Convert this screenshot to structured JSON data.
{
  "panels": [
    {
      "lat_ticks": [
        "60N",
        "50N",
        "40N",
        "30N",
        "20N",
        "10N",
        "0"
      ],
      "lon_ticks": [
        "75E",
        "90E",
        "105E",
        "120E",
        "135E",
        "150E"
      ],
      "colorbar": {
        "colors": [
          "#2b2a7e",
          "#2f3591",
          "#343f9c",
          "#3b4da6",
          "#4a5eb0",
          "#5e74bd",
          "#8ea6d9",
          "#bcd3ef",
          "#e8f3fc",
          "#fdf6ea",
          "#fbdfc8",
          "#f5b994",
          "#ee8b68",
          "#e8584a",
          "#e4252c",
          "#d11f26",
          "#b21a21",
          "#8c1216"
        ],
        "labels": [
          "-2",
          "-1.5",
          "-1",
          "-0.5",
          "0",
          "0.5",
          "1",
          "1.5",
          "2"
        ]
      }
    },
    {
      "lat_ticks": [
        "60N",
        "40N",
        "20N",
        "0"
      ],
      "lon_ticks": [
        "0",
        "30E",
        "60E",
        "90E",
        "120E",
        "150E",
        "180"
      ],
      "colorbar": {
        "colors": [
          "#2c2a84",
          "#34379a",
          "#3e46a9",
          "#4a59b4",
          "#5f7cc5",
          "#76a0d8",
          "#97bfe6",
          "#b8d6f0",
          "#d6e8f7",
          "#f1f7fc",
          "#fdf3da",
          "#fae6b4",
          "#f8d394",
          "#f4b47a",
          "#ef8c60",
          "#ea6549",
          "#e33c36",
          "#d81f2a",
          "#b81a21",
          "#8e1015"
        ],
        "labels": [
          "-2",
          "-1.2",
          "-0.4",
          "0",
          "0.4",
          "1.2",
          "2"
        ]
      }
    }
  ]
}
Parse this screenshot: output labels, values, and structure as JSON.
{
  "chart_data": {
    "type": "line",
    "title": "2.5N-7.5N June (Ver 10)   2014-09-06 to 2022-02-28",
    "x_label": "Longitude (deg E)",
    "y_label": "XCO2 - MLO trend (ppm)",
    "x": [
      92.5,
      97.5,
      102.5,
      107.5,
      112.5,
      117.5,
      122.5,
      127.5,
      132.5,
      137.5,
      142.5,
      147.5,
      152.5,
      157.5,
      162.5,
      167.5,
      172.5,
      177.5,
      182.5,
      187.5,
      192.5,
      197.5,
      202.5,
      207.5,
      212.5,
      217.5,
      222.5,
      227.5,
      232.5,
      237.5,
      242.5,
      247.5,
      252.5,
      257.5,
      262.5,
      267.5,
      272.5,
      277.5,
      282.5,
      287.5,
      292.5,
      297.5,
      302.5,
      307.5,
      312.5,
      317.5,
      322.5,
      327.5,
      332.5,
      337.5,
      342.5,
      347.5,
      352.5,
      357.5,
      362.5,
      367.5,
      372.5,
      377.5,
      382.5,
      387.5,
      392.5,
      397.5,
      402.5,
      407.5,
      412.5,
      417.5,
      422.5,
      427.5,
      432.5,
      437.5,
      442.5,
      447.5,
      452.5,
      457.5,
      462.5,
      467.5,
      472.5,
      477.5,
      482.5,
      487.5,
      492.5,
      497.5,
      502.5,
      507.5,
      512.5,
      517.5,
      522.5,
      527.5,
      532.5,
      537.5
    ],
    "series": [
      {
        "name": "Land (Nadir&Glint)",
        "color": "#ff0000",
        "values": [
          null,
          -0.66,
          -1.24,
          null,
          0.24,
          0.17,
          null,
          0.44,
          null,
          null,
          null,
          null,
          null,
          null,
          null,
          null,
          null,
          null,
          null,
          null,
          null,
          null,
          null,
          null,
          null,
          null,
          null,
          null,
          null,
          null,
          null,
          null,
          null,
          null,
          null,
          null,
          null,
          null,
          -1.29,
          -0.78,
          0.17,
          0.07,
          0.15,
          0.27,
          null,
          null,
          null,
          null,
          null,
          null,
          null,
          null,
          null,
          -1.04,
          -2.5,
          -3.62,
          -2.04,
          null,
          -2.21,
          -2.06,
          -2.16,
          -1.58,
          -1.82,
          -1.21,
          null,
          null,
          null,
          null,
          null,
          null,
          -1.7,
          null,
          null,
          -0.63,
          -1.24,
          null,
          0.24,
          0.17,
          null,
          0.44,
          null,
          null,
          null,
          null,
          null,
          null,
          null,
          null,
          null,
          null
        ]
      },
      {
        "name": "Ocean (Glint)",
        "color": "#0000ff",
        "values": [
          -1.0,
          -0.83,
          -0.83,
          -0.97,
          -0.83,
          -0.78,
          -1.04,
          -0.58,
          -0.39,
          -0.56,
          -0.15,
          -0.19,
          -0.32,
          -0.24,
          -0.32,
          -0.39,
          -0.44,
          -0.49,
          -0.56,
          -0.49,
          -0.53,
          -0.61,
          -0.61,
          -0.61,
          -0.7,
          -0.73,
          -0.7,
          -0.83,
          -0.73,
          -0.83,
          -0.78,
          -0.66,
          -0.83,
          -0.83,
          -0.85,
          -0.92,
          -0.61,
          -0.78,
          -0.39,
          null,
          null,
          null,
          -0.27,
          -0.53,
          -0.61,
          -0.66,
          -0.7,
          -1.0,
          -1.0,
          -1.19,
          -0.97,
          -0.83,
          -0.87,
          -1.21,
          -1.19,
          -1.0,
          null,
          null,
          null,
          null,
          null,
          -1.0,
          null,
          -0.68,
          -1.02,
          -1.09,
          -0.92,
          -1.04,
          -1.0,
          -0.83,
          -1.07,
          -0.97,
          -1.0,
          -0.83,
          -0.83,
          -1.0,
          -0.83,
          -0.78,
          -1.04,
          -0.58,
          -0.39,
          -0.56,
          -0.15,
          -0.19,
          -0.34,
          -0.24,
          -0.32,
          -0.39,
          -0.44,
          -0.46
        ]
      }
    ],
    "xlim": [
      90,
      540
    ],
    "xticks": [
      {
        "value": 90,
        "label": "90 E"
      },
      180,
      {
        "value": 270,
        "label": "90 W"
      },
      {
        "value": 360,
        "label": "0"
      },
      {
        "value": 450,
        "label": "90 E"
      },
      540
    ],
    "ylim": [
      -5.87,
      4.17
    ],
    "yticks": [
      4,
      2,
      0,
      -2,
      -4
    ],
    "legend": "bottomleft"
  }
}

• • • •

◆ **WORK REQUIRED**
Find the word "Glint" in the data and show each line that holds it.

◆ **THE RESULT**
        "name": "Land (Nadir&Glint)",
        "name": "Ocean (Glint)",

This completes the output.